Data items
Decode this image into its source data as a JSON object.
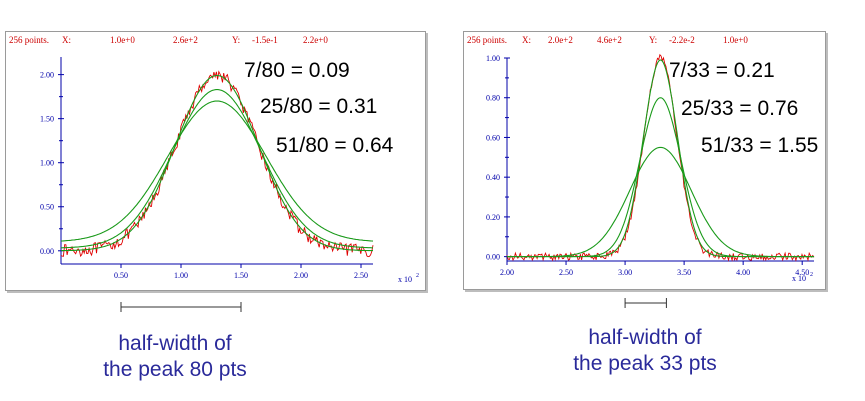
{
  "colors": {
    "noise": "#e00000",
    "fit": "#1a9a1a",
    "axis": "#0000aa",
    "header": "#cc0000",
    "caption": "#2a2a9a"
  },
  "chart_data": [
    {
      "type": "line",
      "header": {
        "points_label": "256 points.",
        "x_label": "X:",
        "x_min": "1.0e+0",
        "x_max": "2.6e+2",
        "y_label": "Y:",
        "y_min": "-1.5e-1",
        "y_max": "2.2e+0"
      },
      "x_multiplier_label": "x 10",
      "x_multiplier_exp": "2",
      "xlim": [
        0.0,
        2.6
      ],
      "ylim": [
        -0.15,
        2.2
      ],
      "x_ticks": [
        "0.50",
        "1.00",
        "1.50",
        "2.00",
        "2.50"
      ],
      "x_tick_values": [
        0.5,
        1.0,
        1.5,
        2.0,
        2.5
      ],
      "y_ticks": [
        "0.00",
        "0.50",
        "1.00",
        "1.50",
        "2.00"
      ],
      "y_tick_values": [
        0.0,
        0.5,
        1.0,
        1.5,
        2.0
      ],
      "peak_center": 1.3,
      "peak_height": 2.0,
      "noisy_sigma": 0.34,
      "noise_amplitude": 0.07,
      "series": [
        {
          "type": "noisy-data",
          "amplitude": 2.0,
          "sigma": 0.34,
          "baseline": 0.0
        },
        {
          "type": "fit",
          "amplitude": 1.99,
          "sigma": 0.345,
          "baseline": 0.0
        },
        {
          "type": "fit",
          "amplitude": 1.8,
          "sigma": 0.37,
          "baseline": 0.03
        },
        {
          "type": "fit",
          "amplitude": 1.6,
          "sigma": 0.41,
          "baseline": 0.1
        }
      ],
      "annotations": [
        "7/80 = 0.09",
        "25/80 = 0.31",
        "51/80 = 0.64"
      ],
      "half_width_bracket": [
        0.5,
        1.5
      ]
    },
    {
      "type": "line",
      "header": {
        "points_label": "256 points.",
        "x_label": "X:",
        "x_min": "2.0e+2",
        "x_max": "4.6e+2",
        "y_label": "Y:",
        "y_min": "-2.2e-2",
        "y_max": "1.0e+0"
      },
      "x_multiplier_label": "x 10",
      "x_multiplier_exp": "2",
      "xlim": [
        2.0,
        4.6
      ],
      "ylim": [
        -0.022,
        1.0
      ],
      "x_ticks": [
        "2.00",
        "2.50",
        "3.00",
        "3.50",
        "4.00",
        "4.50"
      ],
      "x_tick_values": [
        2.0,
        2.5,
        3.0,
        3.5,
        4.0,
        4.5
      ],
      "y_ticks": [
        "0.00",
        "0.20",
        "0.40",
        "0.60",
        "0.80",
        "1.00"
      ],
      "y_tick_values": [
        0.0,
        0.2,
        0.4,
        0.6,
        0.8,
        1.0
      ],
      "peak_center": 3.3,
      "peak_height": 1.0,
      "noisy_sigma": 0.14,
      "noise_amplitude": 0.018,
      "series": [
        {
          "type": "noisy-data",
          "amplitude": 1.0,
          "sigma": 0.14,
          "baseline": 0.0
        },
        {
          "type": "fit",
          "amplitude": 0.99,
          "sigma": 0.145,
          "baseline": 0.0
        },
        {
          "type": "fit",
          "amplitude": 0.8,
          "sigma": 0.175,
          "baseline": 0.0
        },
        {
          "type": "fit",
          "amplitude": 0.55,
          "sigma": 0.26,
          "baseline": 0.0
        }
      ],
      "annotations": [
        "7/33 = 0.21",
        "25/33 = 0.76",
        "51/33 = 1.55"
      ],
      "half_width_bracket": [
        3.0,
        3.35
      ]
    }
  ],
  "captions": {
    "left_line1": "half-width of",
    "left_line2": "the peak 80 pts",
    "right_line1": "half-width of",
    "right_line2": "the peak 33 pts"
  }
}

GIVEN REQUEST: Reproduce the records, all of them, word for word; omit the pictures.

TASK RESULT:
Decode this image into its source data as a JSON object.
{
  "colors": {
    "noise": "#e00000",
    "fit": "#1a9a1a",
    "axis": "#0000aa",
    "header": "#cc0000",
    "caption": "#2a2a9a"
  },
  "chart_data": [
    {
      "type": "line",
      "header": {
        "points_label": "256 points.",
        "x_label": "X:",
        "x_min": "1.0e+0",
        "x_max": "2.6e+2",
        "y_label": "Y:",
        "y_min": "-1.5e-1",
        "y_max": "2.2e+0"
      },
      "x_multiplier_label": "x 10",
      "x_multiplier_exp": "2",
      "xlim": [
        0.0,
        2.6
      ],
      "ylim": [
        -0.15,
        2.2
      ],
      "x_ticks": [
        "0.50",
        "1.00",
        "1.50",
        "2.00",
        "2.50"
      ],
      "x_tick_values": [
        0.5,
        1.0,
        1.5,
        2.0,
        2.5
      ],
      "y_ticks": [
        "0.00",
        "0.50",
        "1.00",
        "1.50",
        "2.00"
      ],
      "y_tick_values": [
        0.0,
        0.5,
        1.0,
        1.5,
        2.0
      ],
      "peak_center": 1.3,
      "peak_height": 2.0,
      "noisy_sigma": 0.34,
      "noise_amplitude": 0.07,
      "series": [
        {
          "type": "noisy-data",
          "amplitude": 2.0,
          "sigma": 0.34,
          "baseline": 0.0
        },
        {
          "type": "fit",
          "amplitude": 1.99,
          "sigma": 0.345,
          "baseline": 0.0
        },
        {
          "type": "fit",
          "amplitude": 1.8,
          "sigma": 0.37,
          "baseline": 0.03
        },
        {
          "type": "fit",
          "amplitude": 1.6,
          "sigma": 0.41,
          "baseline": 0.1
        }
      ],
      "annotations": [
        "7/80 = 0.09",
        "25/80 = 0.31",
        "51/80 = 0.64"
      ],
      "half_width_bracket": [
        0.5,
        1.5
      ]
    },
    {
      "type": "line",
      "header": {
        "points_label": "256 points.",
        "x_label": "X:",
        "x_min": "2.0e+2",
        "x_max": "4.6e+2",
        "y_label": "Y:",
        "y_min": "-2.2e-2",
        "y_max": "1.0e+0"
      },
      "x_multiplier_label": "x 10",
      "x_multiplier_exp": "2",
      "xlim": [
        2.0,
        4.6
      ],
      "ylim": [
        -0.022,
        1.0
      ],
      "x_ticks": [
        "2.00",
        "2.50",
        "3.00",
        "3.50",
        "4.00",
        "4.50"
      ],
      "x_tick_values": [
        2.0,
        2.5,
        3.0,
        3.5,
        4.0,
        4.5
      ],
      "y_ticks": [
        "0.00",
        "0.20",
        "0.40",
        "0.60",
        "0.80",
        "1.00"
      ],
      "y_tick_values": [
        0.0,
        0.2,
        0.4,
        0.6,
        0.8,
        1.0
      ],
      "peak_center": 3.3,
      "peak_height": 1.0,
      "noisy_sigma": 0.14,
      "noise_amplitude": 0.018,
      "series": [
        {
          "type": "noisy-data",
          "amplitude": 1.0,
          "sigma": 0.14,
          "baseline": 0.0
        },
        {
          "type": "fit",
          "amplitude": 0.99,
          "sigma": 0.145,
          "baseline": 0.0
        },
        {
          "type": "fit",
          "amplitude": 0.8,
          "sigma": 0.175,
          "baseline": 0.0
        },
        {
          "type": "fit",
          "amplitude": 0.55,
          "sigma": 0.26,
          "baseline": 0.0
        }
      ],
      "annotations": [
        "7/33 = 0.21",
        "25/33 = 0.76",
        "51/33 = 1.55"
      ],
      "half_width_bracket": [
        3.0,
        3.35
      ]
    }
  ],
  "captions": {
    "left_line1": "half-width of",
    "left_line2": "the peak 80 pts",
    "right_line1": "half-width of",
    "right_line2": "the peak 33 pts"
  }
}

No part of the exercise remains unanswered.